EXCERPT PROVIDED ::

Decompiler - how to structure loops

Question

I'm writing a decompiler for a simple scripting language. Here is what I've done:

Basic blocks

Created a collection of basic blocks as described here:

http://www.backerstreet.com/decompiler/basic_blocks.php

Control flow graph, dominator tree and loop sets

From this I could create the control flow graph.

http://www.backerstreet.com/decompiler/control_flow_graph.php

From the CFG I created the dominator tree, which in turn allowed me to find the loop sets in the CFG as described here:

http://www.backerstreet.com/decompiler/loop_analysis.php

Here is an image containing all of my data so far:

Control flow diagram

Structuring loops

My next step should be:

http://www.backerstreet.com/decompiler/creating_statements.php

And this is where my question comes in because I'm totally stuck. In my given data how would the structuring loops algorithm apply? I don't understand why it starts by trying to structure everything as a do while loop - in my example this means that "temp5_14 = temp5_14 + 16" in block 3 would always get executed at least once which is not what the original code does at all.

How could that work and how would the next pass of converting it from a do-while to a while loop actually work? For loop 3 that ends in block 6 this looks like it should be a while(true) - but how would this work with the algorithm when its head block is an if statement?

DATA RECORDS ::
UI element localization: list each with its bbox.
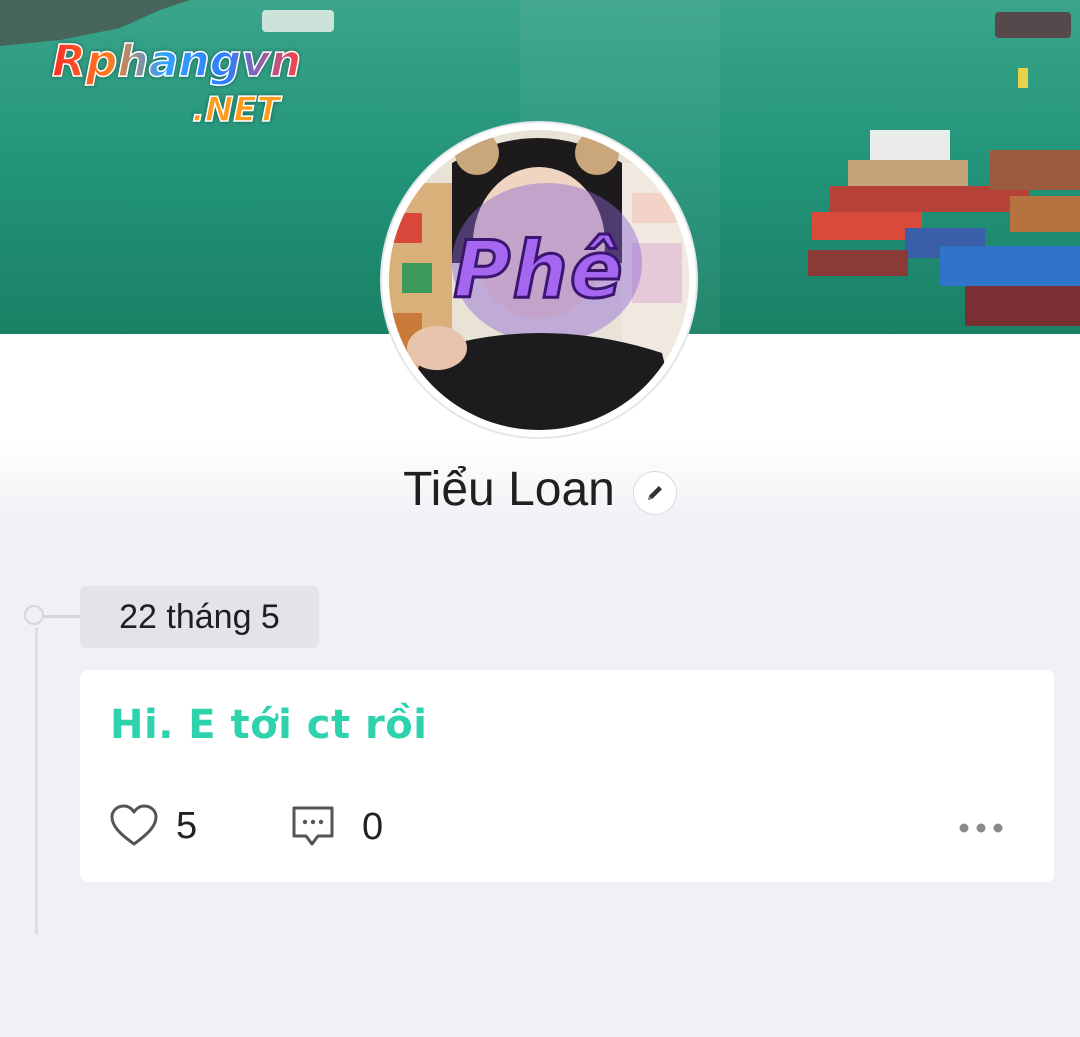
like-button[interactable]: 5 [110,804,197,848]
profile-name-row: Tiểu Loan [0,458,1080,522]
watermark-logo: Rphangvn .NET [51,35,392,146]
watermark-brand: Rphangvn [51,35,302,88]
date-label: 22 tháng 5 [80,586,319,648]
comment-button[interactable]: 0 [290,804,383,850]
edit-profile-button[interactable] [632,471,677,515]
pencil-icon [647,486,662,500]
comment-count: 0 [362,805,384,848]
post-text: Hi. E tới ct rồi [110,702,428,748]
like-count: 5 [176,804,198,847]
avatar-overlay-text: Phê [452,225,625,318]
comment-icon [292,806,334,846]
more-dots-icon[interactable] [958,822,1004,834]
timeline-node [24,605,44,625]
profile-name: Tiểu Loan [403,463,615,516]
watermark-domain: .NET [191,89,280,131]
heart-icon [110,804,158,846]
timeline-connector [44,615,80,618]
profile-avatar[interactable]: Phê [382,123,696,437]
timeline-line [35,628,38,934]
post-card[interactable]: Hi. E tới ct rồi 5 0 [80,670,1054,882]
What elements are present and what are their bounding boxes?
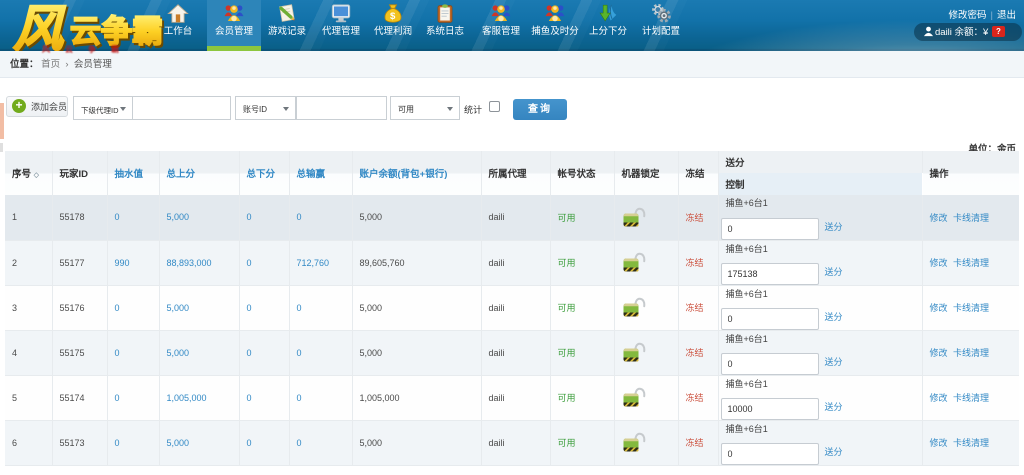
svg-text:$: $	[390, 11, 396, 22]
svg-text:风: 风	[13, 1, 66, 51]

WHAT IS EXPECTED :: In the decompiler question, which statement does the asker say would always run at least once if the loop were structured as a do-while loop?

THE COMPLETED TASK :: The statement "temp5_14 = temp5_14 + 16" in block 3.